Keep every line where the word "from" appears; drop the rest.

**Stored data:**
╭──
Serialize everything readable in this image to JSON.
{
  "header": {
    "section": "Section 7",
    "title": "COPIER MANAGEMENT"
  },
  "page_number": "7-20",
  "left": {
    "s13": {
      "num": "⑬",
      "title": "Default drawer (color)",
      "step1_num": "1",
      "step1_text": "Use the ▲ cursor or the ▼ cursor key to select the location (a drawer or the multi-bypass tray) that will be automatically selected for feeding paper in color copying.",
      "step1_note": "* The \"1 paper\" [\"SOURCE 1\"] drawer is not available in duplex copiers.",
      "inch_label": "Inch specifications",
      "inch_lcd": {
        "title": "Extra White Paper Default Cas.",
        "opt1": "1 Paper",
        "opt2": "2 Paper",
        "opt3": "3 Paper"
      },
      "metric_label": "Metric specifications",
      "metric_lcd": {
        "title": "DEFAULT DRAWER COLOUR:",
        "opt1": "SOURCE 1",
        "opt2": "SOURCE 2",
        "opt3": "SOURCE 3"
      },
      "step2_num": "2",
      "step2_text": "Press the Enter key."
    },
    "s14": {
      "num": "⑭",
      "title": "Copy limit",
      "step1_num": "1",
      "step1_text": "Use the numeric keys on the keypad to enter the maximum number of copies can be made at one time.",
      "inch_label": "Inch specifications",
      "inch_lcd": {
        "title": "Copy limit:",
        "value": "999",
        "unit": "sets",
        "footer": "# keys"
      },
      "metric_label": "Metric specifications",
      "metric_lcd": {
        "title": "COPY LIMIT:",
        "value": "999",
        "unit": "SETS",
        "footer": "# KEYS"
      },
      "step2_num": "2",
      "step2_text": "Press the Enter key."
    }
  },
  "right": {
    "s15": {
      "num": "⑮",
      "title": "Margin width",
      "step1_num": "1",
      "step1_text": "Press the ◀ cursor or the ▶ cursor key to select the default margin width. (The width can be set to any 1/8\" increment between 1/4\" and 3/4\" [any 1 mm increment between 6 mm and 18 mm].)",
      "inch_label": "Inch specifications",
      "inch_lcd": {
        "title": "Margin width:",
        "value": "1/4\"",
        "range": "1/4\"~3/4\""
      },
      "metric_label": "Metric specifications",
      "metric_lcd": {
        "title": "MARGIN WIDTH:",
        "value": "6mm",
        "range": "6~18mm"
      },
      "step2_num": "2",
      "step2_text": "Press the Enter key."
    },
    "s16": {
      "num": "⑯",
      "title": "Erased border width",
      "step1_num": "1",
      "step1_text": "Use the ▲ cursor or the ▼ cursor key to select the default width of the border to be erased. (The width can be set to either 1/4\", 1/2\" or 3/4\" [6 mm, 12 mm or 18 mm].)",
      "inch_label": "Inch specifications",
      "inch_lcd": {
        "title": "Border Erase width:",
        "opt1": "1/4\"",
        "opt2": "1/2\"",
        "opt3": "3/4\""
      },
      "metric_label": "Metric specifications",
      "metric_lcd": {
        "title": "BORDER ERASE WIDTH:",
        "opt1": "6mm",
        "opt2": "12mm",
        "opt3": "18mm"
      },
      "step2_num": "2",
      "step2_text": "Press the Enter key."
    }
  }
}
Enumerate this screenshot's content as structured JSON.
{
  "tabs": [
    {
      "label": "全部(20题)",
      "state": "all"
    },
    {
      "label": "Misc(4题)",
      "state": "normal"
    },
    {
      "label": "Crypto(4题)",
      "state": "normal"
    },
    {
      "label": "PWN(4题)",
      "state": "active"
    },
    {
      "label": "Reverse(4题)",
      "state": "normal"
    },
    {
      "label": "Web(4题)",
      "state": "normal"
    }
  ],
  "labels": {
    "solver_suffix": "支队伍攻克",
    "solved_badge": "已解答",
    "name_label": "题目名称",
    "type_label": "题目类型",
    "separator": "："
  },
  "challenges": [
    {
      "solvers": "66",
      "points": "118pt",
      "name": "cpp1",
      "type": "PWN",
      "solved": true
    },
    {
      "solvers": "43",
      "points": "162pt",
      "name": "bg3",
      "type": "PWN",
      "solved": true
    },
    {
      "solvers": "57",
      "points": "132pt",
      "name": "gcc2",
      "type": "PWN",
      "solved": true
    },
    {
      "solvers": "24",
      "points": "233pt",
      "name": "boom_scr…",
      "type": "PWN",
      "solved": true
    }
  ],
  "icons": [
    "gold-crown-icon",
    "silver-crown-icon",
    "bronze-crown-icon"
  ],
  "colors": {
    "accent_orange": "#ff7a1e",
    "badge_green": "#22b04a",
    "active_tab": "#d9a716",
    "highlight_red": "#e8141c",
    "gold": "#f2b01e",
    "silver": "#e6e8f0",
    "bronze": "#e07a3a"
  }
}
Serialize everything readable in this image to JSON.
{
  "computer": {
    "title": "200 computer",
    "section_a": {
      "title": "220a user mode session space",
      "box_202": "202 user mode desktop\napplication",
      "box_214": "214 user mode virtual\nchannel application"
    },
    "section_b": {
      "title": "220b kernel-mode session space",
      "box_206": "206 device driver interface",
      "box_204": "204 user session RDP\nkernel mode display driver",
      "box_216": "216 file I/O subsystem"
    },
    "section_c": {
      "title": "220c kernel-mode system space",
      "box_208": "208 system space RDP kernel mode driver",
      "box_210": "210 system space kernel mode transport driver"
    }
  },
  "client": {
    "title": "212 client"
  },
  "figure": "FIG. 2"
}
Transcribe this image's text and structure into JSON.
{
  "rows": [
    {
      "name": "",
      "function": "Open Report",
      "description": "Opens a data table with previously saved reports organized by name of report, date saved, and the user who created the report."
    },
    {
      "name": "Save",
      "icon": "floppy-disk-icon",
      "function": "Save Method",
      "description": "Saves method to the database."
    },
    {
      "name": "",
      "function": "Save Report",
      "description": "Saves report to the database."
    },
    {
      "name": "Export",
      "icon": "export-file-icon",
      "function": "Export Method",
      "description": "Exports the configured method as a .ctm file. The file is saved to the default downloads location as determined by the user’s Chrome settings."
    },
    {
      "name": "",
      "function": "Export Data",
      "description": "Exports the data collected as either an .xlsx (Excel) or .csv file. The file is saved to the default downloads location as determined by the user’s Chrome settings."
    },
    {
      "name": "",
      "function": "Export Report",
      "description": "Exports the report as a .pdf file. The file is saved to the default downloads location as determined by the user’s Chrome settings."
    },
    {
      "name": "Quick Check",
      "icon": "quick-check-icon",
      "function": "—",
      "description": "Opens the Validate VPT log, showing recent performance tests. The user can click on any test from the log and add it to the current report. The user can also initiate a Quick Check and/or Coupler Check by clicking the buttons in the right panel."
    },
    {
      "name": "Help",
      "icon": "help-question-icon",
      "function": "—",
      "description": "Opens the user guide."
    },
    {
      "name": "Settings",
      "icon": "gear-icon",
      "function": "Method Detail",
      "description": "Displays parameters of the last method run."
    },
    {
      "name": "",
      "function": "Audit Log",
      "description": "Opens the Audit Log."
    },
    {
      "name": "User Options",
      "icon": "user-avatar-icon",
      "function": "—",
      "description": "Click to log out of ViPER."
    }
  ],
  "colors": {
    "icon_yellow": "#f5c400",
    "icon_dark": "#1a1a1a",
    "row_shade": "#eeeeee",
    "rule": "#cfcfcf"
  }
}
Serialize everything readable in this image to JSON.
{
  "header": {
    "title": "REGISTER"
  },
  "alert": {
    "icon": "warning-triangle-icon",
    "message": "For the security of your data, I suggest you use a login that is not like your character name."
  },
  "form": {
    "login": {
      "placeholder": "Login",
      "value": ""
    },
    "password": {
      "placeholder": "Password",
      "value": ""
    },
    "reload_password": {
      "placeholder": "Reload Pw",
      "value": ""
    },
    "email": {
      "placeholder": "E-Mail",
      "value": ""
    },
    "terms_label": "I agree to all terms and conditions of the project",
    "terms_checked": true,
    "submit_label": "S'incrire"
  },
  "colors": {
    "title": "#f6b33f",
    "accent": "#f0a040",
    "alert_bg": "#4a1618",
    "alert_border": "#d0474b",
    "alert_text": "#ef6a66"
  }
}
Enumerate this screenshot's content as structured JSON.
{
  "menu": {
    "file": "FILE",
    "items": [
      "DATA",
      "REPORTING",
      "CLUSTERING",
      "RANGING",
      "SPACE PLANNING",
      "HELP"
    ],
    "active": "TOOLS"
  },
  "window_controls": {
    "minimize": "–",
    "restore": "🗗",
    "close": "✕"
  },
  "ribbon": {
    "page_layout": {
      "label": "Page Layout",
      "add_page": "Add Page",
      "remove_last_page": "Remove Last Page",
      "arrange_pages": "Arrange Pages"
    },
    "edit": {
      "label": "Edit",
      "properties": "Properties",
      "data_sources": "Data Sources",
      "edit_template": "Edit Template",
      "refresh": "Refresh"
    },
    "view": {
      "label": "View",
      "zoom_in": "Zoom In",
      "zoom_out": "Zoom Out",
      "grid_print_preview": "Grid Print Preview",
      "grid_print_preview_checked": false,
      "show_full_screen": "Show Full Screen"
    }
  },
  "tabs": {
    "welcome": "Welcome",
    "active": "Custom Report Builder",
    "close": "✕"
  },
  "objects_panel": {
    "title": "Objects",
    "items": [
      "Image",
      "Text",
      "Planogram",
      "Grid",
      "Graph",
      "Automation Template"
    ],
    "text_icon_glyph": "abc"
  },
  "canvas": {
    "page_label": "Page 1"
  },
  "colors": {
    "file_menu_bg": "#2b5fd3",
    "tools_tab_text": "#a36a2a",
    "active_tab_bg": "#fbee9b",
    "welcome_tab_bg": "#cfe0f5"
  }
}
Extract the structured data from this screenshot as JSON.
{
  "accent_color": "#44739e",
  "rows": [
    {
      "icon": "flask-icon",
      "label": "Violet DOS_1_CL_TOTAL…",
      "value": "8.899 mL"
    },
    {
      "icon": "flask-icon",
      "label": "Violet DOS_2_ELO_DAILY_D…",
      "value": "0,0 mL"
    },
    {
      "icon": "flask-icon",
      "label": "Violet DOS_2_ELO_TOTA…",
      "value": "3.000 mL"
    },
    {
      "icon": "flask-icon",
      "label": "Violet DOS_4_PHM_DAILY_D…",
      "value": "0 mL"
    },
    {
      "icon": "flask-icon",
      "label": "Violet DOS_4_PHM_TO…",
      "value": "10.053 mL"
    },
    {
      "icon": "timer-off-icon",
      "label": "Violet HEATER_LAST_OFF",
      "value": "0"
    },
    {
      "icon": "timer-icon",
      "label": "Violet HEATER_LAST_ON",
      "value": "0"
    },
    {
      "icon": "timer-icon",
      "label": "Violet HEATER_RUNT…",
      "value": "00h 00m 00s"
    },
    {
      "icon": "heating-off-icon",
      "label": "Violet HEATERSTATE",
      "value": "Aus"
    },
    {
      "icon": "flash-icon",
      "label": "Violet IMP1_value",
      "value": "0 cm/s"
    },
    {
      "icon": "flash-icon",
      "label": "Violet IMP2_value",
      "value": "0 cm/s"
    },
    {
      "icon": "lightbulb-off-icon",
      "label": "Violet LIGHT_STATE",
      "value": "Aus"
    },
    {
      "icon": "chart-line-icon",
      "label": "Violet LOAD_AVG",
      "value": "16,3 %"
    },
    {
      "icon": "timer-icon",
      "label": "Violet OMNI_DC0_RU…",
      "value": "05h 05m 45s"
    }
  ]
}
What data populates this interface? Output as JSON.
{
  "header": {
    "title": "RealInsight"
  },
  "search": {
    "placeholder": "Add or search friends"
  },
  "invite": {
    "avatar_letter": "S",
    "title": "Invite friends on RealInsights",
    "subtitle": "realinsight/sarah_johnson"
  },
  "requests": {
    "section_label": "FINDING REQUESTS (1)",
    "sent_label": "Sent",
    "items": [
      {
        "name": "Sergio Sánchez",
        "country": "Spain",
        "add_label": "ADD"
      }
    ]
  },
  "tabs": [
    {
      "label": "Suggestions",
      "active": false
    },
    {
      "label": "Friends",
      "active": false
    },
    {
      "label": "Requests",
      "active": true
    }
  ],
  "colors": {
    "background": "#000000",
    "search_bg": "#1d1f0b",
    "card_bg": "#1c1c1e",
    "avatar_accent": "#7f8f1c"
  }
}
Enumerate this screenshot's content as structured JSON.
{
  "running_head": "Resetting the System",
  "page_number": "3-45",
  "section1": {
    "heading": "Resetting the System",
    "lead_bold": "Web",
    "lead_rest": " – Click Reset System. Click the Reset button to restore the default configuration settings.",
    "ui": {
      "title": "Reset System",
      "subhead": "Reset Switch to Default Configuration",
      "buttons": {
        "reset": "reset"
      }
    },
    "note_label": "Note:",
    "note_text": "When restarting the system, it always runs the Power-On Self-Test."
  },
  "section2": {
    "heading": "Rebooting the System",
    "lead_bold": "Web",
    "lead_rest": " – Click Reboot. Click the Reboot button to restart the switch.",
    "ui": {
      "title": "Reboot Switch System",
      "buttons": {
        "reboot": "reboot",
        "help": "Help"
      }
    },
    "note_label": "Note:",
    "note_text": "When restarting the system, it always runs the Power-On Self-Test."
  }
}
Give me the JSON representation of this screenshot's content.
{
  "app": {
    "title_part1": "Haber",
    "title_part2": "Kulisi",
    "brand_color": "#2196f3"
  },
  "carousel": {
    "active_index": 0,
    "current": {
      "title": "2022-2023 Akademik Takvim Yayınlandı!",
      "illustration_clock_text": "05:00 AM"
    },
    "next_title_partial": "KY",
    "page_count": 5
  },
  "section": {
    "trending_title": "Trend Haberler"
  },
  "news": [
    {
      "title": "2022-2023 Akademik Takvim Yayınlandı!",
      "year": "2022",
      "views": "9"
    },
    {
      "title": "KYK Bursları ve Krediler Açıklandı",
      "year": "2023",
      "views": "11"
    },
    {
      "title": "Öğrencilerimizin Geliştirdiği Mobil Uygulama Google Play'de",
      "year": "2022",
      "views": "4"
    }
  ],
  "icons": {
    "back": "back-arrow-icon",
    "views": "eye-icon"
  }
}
╰──
**Full solution:**
      "description": "Opens the Validate VPT log, showing recent performance tests. The user can click on any test from the log and add it to the current report. The user can also initiate a Quick Check and/or Coupler Check by clicking the buttons in the right panel."
Extract the structured data from this screenshot as JSON.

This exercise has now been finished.